begin

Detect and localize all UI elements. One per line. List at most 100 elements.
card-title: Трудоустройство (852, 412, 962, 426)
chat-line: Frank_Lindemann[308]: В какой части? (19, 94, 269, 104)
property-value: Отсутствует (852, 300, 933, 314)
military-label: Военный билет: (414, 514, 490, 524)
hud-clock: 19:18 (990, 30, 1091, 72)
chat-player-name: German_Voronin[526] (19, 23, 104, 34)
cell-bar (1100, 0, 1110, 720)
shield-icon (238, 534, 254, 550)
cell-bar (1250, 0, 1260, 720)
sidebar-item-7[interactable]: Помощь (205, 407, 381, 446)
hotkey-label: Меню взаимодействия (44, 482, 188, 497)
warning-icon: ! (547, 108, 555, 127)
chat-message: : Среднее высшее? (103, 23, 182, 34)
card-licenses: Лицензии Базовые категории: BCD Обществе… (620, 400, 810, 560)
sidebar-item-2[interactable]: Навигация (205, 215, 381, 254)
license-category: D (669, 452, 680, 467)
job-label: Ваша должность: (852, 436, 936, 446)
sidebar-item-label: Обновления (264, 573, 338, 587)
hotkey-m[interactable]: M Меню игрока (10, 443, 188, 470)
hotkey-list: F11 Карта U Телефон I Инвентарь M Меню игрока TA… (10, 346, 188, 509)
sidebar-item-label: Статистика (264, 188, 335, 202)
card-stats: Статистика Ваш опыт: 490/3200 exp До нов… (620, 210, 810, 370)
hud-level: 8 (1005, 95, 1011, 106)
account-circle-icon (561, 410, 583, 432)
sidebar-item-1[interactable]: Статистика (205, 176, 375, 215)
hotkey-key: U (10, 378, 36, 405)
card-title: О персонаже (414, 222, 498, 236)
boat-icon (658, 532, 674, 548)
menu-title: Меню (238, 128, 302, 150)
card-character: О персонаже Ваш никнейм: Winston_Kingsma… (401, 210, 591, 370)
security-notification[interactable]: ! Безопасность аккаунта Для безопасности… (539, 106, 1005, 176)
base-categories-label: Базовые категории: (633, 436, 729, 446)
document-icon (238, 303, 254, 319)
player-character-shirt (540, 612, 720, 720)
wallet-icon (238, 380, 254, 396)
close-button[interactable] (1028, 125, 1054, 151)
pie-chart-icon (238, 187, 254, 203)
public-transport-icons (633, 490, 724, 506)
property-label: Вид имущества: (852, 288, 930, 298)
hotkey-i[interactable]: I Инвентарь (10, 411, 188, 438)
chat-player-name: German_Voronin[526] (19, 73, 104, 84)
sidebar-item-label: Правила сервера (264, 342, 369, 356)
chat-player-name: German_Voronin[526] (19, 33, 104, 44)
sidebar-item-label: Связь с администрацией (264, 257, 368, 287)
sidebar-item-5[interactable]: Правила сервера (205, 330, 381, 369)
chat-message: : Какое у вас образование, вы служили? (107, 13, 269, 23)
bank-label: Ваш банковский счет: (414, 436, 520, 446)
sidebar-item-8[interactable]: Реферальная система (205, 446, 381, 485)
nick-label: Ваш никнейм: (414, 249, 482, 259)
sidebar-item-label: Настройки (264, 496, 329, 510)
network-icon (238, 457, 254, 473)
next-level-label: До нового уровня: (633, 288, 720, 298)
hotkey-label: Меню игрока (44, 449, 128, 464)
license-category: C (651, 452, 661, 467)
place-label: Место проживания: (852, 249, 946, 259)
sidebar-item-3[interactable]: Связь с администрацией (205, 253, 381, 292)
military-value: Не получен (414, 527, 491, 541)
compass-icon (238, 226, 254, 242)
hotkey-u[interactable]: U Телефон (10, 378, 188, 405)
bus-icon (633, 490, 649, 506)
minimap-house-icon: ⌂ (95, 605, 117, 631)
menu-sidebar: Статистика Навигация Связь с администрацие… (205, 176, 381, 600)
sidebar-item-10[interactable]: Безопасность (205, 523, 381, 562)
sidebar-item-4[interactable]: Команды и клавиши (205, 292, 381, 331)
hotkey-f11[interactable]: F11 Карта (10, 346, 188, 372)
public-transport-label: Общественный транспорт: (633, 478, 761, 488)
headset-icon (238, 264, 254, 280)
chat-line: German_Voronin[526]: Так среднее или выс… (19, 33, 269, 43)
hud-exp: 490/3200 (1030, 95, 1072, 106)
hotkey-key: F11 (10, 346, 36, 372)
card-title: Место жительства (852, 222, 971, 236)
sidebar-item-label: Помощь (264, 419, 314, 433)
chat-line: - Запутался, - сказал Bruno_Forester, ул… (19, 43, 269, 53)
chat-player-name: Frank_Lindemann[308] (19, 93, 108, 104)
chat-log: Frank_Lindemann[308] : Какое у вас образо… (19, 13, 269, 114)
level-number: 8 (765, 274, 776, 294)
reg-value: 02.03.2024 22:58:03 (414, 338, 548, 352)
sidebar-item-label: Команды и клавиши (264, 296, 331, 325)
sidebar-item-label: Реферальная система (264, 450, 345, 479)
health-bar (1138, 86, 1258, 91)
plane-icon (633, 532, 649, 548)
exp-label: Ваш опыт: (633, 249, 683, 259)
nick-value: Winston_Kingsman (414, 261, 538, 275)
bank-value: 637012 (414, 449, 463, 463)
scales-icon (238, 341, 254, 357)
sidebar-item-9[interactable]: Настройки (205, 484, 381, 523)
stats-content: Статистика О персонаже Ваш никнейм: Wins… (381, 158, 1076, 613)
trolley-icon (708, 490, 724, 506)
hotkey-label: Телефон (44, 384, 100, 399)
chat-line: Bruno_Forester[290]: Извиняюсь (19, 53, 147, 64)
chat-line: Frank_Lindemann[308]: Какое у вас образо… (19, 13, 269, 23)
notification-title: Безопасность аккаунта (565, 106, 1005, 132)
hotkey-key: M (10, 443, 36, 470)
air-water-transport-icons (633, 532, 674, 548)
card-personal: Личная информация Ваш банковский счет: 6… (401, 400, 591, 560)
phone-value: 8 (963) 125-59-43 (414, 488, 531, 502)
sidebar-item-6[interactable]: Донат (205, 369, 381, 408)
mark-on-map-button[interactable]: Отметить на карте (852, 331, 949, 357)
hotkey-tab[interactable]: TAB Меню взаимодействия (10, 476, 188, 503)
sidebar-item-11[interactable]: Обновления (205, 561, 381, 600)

end

TASK STATEMENT | Update the records from their first line through the line containing "card-character: О персонаже", replacing "cell-bar" with "divider-bar" and leaving everything else unchanged. Give only those lines.

RESULT BELOW |
Detect and localize all UI elements. One per line. List at most 100 elements.
card-title: Трудоустройство (852, 412, 962, 426)
chat-line: Frank_Lindemann[308]: В какой части? (19, 94, 269, 104)
property-value: Отсутствует (852, 300, 933, 314)
military-label: Военный билет: (414, 514, 490, 524)
hud-clock: 19:18 (990, 30, 1091, 72)
chat-player-name: German_Voronin[526] (19, 23, 104, 34)
divider-bar (1100, 0, 1110, 720)
shield-icon (238, 534, 254, 550)
divider-bar (1250, 0, 1260, 720)
sidebar-item-7[interactable]: Помощь (205, 407, 381, 446)
hotkey-label: Меню взаимодействия (44, 482, 188, 497)
warning-icon: ! (547, 108, 555, 127)
chat-message: : Среднее высшее? (103, 23, 182, 34)
card-licenses: Лицензии Базовые категории: BCD Обществе… (620, 400, 810, 560)
sidebar-item-2[interactable]: Навигация (205, 215, 381, 254)
license-category: D (669, 452, 680, 467)
job-label: Ваша должность: (852, 436, 936, 446)
sidebar-item-label: Обновления (264, 573, 338, 587)
hotkey-m[interactable]: M Меню игрока (10, 443, 188, 470)
hotkey-list: F11 Карта U Телефон I Инвентарь M Меню игрока TA… (10, 346, 188, 509)
sidebar-item-label: Статистика (264, 188, 335, 202)
card-stats: Статистика Ваш опыт: 490/3200 exp До нов… (620, 210, 810, 370)
hud-level: 8 (1005, 95, 1011, 106)
account-circle-icon (561, 410, 583, 432)
sidebar-item-1[interactable]: Статистика (205, 176, 375, 215)
hotkey-key: U (10, 378, 36, 405)
card-title: О персонаже (414, 222, 498, 236)
boat-icon (658, 532, 674, 548)
menu-title: Меню (238, 128, 302, 150)
card-character: О персонаже Ваш никнейм: Winston_Kingsma… (401, 210, 591, 370)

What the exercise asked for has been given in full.